**Problem requirements:**
Copy each line that holds "JSON".

### Material for this exercise ###

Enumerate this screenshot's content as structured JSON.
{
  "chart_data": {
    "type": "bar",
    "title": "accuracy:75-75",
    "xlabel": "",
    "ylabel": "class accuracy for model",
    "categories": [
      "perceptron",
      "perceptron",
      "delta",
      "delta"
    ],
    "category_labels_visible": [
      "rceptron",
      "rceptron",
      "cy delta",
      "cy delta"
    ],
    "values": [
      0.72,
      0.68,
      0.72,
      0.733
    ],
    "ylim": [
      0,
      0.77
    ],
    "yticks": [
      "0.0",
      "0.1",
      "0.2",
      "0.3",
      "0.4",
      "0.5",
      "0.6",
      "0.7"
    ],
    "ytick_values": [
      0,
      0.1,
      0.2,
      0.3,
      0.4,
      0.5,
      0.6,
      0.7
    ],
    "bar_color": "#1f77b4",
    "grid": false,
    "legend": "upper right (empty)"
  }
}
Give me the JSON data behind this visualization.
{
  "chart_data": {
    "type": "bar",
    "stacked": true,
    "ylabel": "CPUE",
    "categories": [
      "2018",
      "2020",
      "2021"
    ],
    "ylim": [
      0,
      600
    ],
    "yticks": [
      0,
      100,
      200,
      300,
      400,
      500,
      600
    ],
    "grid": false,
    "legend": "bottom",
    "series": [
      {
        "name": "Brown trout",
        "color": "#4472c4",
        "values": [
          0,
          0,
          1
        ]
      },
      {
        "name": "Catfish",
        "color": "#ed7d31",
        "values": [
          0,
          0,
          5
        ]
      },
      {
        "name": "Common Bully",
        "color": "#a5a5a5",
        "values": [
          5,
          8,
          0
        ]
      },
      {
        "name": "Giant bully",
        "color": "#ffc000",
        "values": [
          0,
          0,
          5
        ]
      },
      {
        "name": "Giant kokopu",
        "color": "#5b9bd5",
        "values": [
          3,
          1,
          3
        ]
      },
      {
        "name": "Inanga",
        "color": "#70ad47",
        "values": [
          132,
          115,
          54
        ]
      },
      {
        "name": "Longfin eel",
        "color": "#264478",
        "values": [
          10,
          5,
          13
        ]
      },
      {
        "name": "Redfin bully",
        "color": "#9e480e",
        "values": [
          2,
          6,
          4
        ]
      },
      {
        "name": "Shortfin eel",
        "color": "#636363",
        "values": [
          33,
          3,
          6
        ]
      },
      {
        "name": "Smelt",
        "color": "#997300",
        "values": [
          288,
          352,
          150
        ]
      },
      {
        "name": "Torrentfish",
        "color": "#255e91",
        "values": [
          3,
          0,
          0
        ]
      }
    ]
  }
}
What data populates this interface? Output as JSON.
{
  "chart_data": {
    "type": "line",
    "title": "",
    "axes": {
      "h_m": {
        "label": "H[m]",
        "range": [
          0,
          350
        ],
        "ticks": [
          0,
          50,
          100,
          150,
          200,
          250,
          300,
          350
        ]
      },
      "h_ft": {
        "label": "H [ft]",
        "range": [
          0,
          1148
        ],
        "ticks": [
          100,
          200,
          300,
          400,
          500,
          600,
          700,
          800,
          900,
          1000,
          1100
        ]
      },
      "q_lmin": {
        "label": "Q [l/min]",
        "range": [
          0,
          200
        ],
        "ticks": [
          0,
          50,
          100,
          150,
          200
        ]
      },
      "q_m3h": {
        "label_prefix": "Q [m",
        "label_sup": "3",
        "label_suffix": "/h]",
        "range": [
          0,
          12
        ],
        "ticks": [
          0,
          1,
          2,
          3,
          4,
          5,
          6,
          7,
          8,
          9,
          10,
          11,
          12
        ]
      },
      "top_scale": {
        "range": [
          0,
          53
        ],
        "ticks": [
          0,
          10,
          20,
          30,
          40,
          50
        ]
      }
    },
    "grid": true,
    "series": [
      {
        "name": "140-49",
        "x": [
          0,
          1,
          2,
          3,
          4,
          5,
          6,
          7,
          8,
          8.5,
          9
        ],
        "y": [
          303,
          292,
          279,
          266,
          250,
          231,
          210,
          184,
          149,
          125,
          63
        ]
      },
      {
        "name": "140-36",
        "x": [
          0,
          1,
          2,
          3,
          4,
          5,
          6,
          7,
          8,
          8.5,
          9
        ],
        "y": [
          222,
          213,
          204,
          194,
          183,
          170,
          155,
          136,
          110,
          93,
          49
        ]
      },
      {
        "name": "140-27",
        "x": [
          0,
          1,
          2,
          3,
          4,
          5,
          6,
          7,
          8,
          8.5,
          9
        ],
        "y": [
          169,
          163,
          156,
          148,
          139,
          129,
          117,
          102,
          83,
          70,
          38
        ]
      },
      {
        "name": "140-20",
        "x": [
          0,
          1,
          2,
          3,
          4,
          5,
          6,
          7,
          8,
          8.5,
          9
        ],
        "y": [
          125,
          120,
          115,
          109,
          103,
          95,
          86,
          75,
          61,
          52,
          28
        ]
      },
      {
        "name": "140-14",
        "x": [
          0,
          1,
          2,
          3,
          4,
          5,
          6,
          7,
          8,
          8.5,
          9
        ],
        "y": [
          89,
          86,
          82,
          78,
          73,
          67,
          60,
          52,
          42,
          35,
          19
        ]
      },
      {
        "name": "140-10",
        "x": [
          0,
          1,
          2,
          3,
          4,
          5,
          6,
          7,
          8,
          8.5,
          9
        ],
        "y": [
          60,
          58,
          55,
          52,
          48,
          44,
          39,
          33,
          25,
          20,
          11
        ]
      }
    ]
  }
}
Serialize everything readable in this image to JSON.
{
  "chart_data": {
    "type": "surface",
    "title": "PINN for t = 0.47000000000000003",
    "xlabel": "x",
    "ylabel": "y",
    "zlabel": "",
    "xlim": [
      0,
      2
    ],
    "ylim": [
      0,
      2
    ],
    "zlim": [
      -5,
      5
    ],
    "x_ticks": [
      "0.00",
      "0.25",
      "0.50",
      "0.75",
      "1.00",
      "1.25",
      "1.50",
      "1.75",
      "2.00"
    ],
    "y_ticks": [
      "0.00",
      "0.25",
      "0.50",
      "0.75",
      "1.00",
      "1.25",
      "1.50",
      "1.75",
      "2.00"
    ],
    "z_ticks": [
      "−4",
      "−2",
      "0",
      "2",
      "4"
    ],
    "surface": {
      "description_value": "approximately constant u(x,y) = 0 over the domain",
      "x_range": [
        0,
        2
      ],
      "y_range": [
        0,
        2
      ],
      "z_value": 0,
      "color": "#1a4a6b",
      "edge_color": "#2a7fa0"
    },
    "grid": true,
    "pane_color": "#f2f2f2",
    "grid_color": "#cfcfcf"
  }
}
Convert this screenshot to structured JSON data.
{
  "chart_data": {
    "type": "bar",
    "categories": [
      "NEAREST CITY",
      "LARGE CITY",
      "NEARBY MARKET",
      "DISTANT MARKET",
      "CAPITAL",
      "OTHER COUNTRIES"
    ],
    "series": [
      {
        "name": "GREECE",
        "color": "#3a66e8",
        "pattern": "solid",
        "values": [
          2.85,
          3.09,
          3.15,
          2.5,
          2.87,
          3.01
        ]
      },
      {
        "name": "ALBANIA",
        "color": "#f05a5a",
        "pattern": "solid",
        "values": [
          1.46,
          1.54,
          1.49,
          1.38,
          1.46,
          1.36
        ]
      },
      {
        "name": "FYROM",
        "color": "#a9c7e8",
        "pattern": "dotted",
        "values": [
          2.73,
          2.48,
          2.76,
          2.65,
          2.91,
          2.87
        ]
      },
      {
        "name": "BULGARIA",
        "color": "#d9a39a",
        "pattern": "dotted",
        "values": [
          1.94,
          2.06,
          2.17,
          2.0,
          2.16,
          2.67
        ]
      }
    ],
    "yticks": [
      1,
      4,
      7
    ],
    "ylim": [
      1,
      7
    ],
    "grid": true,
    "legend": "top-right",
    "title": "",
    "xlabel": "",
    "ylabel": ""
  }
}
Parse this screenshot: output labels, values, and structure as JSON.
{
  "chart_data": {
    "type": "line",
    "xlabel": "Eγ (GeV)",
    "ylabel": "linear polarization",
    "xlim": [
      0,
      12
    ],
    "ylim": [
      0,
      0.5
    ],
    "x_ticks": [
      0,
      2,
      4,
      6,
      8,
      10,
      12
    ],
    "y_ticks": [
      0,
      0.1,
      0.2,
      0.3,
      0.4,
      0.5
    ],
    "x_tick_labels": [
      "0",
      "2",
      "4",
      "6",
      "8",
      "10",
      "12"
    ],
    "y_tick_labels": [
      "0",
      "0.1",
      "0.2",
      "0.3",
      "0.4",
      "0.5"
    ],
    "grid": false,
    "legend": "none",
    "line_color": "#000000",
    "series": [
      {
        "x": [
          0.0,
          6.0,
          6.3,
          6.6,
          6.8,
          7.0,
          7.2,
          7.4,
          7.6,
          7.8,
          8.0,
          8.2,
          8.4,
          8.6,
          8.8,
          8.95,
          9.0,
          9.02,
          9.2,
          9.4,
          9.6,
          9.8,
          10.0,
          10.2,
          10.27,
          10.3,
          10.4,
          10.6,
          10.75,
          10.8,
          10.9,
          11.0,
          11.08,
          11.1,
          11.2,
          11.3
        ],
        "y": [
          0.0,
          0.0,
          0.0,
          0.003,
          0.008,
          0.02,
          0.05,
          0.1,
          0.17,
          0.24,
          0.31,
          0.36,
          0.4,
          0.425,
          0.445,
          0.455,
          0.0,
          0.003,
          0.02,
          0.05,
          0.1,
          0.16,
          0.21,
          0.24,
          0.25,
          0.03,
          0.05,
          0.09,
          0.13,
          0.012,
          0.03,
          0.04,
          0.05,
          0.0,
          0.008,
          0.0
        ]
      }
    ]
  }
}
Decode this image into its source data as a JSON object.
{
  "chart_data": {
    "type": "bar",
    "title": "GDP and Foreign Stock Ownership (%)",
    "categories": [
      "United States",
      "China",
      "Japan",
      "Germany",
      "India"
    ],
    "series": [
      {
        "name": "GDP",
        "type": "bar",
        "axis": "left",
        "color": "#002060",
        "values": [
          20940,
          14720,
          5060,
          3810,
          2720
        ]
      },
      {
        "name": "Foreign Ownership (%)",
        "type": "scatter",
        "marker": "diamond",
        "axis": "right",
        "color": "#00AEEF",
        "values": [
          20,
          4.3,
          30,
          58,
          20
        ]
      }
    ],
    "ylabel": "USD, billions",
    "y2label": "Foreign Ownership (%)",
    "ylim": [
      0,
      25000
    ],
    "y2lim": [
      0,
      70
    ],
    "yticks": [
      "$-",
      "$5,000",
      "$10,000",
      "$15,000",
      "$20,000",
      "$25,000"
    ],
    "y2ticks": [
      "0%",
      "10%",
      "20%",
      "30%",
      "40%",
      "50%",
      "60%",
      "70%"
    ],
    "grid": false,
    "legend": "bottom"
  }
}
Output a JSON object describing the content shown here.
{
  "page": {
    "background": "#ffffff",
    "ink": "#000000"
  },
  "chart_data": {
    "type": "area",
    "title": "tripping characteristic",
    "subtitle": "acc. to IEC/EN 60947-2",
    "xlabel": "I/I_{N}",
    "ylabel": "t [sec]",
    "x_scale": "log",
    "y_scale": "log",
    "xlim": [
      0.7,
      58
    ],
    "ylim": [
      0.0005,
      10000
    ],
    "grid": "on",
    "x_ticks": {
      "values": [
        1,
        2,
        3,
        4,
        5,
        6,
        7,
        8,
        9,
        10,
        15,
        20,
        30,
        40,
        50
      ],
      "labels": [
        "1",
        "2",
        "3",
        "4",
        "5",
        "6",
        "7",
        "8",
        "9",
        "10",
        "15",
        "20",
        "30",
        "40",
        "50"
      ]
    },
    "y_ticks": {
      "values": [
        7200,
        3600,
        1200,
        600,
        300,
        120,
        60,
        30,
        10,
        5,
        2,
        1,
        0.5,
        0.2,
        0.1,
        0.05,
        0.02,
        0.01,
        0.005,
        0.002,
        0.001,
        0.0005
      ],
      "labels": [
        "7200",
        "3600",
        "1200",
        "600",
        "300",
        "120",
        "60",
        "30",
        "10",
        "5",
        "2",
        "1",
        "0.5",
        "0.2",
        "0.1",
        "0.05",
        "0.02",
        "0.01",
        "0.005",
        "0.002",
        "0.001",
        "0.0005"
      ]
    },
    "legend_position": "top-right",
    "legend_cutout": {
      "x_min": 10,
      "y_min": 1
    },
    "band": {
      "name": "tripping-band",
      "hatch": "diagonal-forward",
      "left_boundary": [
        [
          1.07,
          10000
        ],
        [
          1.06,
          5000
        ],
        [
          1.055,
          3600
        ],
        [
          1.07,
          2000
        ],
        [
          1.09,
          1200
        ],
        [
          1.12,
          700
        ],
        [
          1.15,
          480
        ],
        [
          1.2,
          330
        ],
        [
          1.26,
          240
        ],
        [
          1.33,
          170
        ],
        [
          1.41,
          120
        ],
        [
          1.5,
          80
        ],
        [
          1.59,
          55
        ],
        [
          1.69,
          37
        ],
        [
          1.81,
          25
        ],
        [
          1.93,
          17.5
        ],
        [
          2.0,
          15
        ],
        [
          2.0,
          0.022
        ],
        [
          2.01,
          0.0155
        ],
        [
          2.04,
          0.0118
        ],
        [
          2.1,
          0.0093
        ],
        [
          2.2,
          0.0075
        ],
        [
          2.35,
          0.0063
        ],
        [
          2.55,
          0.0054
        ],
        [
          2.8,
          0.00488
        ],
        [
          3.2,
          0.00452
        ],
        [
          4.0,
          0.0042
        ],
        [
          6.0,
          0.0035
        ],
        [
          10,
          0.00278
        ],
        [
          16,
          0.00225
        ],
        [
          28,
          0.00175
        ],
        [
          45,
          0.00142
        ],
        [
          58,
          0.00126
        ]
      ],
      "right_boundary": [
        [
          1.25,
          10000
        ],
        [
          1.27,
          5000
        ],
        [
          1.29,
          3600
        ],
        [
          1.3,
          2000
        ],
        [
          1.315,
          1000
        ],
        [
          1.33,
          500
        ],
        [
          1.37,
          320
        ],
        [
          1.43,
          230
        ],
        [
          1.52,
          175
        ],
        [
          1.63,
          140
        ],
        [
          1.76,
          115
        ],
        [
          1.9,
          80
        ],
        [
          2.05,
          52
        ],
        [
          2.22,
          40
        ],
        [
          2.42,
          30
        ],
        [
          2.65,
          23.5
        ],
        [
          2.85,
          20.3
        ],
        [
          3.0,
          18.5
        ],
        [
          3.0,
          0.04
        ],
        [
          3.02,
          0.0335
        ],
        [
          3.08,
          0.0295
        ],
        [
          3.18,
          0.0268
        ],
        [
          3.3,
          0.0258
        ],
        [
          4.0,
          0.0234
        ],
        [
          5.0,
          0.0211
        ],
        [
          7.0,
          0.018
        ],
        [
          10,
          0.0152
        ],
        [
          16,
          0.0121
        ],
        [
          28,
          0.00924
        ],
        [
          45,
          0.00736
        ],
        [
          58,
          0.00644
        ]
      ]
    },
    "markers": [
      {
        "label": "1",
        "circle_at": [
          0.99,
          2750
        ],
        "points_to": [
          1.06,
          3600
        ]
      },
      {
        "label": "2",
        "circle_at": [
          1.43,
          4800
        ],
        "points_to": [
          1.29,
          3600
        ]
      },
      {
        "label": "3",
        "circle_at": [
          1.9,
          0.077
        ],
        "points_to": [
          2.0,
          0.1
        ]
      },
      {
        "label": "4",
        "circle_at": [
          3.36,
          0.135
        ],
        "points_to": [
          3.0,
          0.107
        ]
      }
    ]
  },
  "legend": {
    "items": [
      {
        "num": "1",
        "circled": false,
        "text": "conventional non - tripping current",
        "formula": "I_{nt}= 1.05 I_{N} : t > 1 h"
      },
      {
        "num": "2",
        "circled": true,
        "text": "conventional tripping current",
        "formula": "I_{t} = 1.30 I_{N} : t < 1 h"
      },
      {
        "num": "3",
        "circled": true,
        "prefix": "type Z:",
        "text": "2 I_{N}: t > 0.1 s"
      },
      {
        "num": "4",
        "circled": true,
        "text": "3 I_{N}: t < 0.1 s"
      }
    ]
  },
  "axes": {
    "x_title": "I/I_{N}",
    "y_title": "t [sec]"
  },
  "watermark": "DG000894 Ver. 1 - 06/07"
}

###

**Written solution:**
Enumerate this screenshot's content as structured JSON.
Give me the JSON data behind this visualization.
What data populates this interface? Output as JSON.
Serialize everything readable in this image to JSON.
Convert this screenshot to structured JSON data.
Parse this screenshot: output labels, values, and structure as JSON.
Decode this image into its source data as a JSON object.
Output a JSON object describing the content shown here.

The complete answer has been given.